## Your task
Please return the full listing below without altering anything.

-- BEGIN --

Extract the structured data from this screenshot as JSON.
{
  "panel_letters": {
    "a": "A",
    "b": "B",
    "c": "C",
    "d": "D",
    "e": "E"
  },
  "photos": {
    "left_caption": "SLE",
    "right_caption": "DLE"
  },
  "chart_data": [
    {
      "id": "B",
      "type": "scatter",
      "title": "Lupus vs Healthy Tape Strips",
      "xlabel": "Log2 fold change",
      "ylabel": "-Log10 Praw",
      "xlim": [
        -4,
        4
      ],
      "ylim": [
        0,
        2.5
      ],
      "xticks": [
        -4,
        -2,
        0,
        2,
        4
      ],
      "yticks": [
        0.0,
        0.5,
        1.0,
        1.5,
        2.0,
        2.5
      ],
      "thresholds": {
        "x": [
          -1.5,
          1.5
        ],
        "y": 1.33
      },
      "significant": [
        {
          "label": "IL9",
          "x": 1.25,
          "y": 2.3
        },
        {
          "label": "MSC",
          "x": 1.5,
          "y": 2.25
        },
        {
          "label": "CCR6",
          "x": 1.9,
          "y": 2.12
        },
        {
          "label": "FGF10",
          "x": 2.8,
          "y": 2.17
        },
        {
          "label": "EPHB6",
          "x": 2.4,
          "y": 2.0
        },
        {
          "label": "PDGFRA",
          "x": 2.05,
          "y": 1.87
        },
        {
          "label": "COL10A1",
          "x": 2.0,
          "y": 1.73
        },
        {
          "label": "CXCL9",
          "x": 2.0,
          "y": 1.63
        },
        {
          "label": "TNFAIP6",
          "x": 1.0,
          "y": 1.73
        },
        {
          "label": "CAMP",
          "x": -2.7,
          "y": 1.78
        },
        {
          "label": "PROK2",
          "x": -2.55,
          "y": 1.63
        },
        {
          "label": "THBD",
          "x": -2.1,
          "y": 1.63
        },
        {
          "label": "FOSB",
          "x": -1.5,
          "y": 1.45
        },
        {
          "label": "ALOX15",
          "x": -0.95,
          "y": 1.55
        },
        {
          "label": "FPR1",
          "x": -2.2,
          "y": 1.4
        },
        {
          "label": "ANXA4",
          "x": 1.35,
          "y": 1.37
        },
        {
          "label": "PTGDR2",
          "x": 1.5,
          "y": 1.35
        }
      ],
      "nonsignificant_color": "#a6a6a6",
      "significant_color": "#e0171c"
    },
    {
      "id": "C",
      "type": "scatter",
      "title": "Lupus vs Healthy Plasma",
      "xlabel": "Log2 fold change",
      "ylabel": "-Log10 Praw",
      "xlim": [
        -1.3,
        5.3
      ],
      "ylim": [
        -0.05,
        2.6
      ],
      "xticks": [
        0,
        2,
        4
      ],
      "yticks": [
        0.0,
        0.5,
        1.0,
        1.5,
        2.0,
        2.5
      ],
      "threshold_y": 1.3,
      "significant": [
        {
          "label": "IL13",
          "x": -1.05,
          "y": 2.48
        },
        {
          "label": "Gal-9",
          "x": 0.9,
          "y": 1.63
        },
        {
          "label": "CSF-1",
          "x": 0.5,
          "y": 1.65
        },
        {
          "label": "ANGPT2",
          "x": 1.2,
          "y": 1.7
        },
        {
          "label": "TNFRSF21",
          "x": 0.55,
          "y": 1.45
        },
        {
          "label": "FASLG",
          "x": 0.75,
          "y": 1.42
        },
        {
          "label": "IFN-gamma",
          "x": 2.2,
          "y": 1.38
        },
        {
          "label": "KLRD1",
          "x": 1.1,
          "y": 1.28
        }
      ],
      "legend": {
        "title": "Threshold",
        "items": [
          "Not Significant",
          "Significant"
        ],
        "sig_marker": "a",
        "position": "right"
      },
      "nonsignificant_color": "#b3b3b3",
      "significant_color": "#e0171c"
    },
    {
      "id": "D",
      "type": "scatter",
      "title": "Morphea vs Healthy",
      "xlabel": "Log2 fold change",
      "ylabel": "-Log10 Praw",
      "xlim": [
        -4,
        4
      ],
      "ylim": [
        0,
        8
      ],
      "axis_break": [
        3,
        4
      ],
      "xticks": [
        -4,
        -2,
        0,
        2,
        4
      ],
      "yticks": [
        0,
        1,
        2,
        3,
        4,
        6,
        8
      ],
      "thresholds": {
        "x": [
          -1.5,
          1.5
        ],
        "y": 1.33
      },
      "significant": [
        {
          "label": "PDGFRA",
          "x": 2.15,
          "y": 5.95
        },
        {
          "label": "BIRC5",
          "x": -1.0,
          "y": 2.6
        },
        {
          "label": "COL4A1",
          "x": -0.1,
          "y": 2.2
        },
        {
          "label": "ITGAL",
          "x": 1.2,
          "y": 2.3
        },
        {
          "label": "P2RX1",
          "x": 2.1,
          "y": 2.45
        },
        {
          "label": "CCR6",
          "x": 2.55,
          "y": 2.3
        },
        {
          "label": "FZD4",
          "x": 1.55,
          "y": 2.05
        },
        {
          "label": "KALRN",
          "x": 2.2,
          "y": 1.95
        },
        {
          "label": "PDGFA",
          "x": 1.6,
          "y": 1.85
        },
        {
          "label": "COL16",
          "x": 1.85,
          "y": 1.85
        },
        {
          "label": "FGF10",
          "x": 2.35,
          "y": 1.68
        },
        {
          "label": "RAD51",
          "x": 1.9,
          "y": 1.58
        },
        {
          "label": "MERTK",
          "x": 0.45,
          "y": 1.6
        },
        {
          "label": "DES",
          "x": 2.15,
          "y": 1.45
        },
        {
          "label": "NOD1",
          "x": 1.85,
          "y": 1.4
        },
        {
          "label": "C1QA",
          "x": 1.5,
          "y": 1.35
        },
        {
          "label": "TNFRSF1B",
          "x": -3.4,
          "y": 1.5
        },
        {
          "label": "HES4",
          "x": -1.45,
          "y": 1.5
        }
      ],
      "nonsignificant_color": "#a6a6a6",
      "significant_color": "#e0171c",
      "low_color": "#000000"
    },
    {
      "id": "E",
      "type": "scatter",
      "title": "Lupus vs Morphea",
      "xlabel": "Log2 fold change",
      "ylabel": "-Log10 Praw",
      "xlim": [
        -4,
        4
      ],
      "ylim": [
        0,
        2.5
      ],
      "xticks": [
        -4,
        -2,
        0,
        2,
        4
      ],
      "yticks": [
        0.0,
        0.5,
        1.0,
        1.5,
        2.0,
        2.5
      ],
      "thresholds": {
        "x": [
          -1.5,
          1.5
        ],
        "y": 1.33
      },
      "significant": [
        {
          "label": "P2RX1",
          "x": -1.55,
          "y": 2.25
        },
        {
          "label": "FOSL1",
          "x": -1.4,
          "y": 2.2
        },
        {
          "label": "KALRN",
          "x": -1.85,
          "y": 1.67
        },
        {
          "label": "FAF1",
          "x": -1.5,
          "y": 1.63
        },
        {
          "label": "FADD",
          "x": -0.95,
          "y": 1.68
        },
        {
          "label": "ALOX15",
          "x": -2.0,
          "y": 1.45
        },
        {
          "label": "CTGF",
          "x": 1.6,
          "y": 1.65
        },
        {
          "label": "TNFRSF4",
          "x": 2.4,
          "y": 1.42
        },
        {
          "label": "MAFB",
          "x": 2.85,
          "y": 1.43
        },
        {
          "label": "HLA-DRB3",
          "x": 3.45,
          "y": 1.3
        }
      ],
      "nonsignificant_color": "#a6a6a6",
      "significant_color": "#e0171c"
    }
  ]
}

-- END --

## Full solution
Extract the structured data from this screenshot as JSON.
{
  "panel_letters": {
    "a": "A",
    "b": "B",
    "c": "C",
    "d": "D",
    "e": "E"
  },
  "photos": {
    "left_caption": "SLE",
    "right_caption": "DLE"
  },
  "chart_data": [
    {
      "id": "B",
      "type": "scatter",
      "title": "Lupus vs Healthy Tape Strips",
      "xlabel": "Log2 fold change",
      "ylabel": "-Log10 Praw",
      "xlim": [
        -4,
        4
      ],
      "ylim": [
        0,
        2.5
      ],
      "xticks": [
        -4,
        -2,
        0,
        2,
        4
      ],
      "yticks": [
        0.0,
        0.5,
        1.0,
        1.5,
        2.0,
        2.5
      ],
      "thresholds": {
        "x": [
          -1.5,
          1.5
        ],
        "y": 1.33
      },
      "significant": [
        {
          "label": "IL9",
          "x": 1.25,
          "y": 2.3
        },
        {
          "label": "MSC",
          "x": 1.5,
          "y": 2.25
        },
        {
          "label": "CCR6",
          "x": 1.9,
          "y": 2.12
        },
        {
          "label": "FGF10",
          "x": 2.8,
          "y": 2.17
        },
        {
          "label": "EPHB6",
          "x": 2.4,
          "y": 2.0
        },
        {
          "label": "PDGFRA",
          "x": 2.05,
          "y": 1.87
        },
        {
          "label": "COL10A1",
          "x": 2.0,
          "y": 1.73
        },
        {
          "label": "CXCL9",
          "x": 2.0,
          "y": 1.63
        },
        {
          "label": "TNFAIP6",
          "x": 1.0,
          "y": 1.73
        },
        {
          "label": "CAMP",
          "x": -2.7,
          "y": 1.78
        },
        {
          "label": "PROK2",
          "x": -2.55,
          "y": 1.63
        },
        {
          "label": "THBD",
          "x": -2.1,
          "y": 1.63
        },
        {
          "label": "FOSB",
          "x": -1.5,
          "y": 1.45
        },
        {
          "label": "ALOX15",
          "x": -0.95,
          "y": 1.55
        },
        {
          "label": "FPR1",
          "x": -2.2,
          "y": 1.4
        },
        {
          "label": "ANXA4",
          "x": 1.35,
          "y": 1.37
        },
        {
          "label": "PTGDR2",
          "x": 1.5,
          "y": 1.35
        }
      ],
      "nonsignificant_color": "#a6a6a6",
      "significant_color": "#e0171c"
    },
    {
      "id": "C",
      "type": "scatter",
      "title": "Lupus vs Healthy Plasma",
      "xlabel": "Log2 fold change",
      "ylabel": "-Log10 Praw",
      "xlim": [
        -1.3,
        5.3
      ],
      "ylim": [
        -0.05,
        2.6
      ],
      "xticks": [
        0,
        2,
        4
      ],
      "yticks": [
        0.0,
        0.5,
        1.0,
        1.5,
        2.0,
        2.5
      ],
      "threshold_y": 1.3,
      "significant": [
        {
          "label": "IL13",
          "x": -1.05,
          "y": 2.48
        },
        {
          "label": "Gal-9",
          "x": 0.9,
          "y": 1.63
        },
        {
          "label": "CSF-1",
          "x": 0.5,
          "y": 1.65
        },
        {
          "label": "ANGPT2",
          "x": 1.2,
          "y": 1.7
        },
        {
          "label": "TNFRSF21",
          "x": 0.55,
          "y": 1.45
        },
        {
          "label": "FASLG",
          "x": 0.75,
          "y": 1.42
        },
        {
          "label": "IFN-gamma",
          "x": 2.2,
          "y": 1.38
        },
        {
          "label": "KLRD1",
          "x": 1.1,
          "y": 1.28
        }
      ],
      "legend": {
        "title": "Threshold",
        "items": [
          "Not Significant",
          "Significant"
        ],
        "sig_marker": "a",
        "position": "right"
      },
      "nonsignificant_color": "#b3b3b3",
      "significant_color": "#e0171c"
    },
    {
      "id": "D",
      "type": "scatter",
      "title": "Morphea vs Healthy",
      "xlabel": "Log2 fold change",
      "ylabel": "-Log10 Praw",
      "xlim": [
        -4,
        4
      ],
      "ylim": [
        0,
        8
      ],
      "axis_break": [
        3,
        4
      ],
      "xticks": [
        -4,
        -2,
        0,
        2,
        4
      ],
      "yticks": [
        0,
        1,
        2,
        3,
        4,
        6,
        8
      ],
      "thresholds": {
        "x": [
          -1.5,
          1.5
        ],
        "y": 1.33
      },
      "significant": [
        {
          "label": "PDGFRA",
          "x": 2.15,
          "y": 5.95
        },
        {
          "label": "BIRC5",
          "x": -1.0,
          "y": 2.6
        },
        {
          "label": "COL4A1",
          "x": -0.1,
          "y": 2.2
        },
        {
          "label": "ITGAL",
          "x": 1.2,
          "y": 2.3
        },
        {
          "label": "P2RX1",
          "x": 2.1,
          "y": 2.45
        },
        {
          "label": "CCR6",
          "x": 2.55,
          "y": 2.3
        },
        {
          "label": "FZD4",
          "x": 1.55,
          "y": 2.05
        },
        {
          "label": "KALRN",
          "x": 2.2,
          "y": 1.95
        },
        {
          "label": "PDGFA",
          "x": 1.6,
          "y": 1.85
        },
        {
          "label": "COL16",
          "x": 1.85,
          "y": 1.85
        },
        {
          "label": "FGF10",
          "x": 2.35,
          "y": 1.68
        },
        {
          "label": "RAD51",
          "x": 1.9,
          "y": 1.58
        },
        {
          "label": "MERTK",
          "x": 0.45,
          "y": 1.6
        },
        {
          "label": "DES",
          "x": 2.15,
          "y": 1.45
        },
        {
          "label": "NOD1",
          "x": 1.85,
          "y": 1.4
        },
        {
          "label": "C1QA",
          "x": 1.5,
          "y": 1.35
        },
        {
          "label": "TNFRSF1B",
          "x": -3.4,
          "y": 1.5
        },
        {
          "label": "HES4",
          "x": -1.45,
          "y": 1.5
        }
      ],
      "nonsignificant_color": "#a6a6a6",
      "significant_color": "#e0171c",
      "low_color": "#000000"
    },
    {
      "id": "E",
      "type": "scatter",
      "title": "Lupus vs Morphea",
      "xlabel": "Log2 fold change",
      "ylabel": "-Log10 Praw",
      "xlim": [
        -4,
        4
      ],
      "ylim": [
        0,
        2.5
      ],
      "xticks": [
        -4,
        -2,
        0,
        2,
        4
      ],
      "yticks": [
        0.0,
        0.5,
        1.0,
        1.5,
        2.0,
        2.5
      ],
      "thresholds": {
        "x": [
          -1.5,
          1.5
        ],
        "y": 1.33
      },
      "significant": [
        {
          "label": "P2RX1",
          "x": -1.55,
          "y": 2.25
        },
        {
          "label": "FOSL1",
          "x": -1.4,
          "y": 2.2
        },
        {
          "label": "KALRN",
          "x": -1.85,
          "y": 1.67
        },
        {
          "label": "FAF1",
          "x": -1.5,
          "y": 1.63
        },
        {
          "label": "FADD",
          "x": -0.95,
          "y": 1.68
        },
        {
          "label": "ALOX15",
          "x": -2.0,
          "y": 1.45
        },
        {
          "label": "CTGF",
          "x": 1.6,
          "y": 1.65
        },
        {
          "label": "TNFRSF4",
          "x": 2.4,
          "y": 1.42
        },
        {
          "label": "MAFB",
          "x": 2.85,
          "y": 1.43
        },
        {
          "label": "HLA-DRB3",
          "x": 3.45,
          "y": 1.3
        }
      ],
      "nonsignificant_color": "#a6a6a6",
      "significant_color": "#e0171c"
    }
  ]
}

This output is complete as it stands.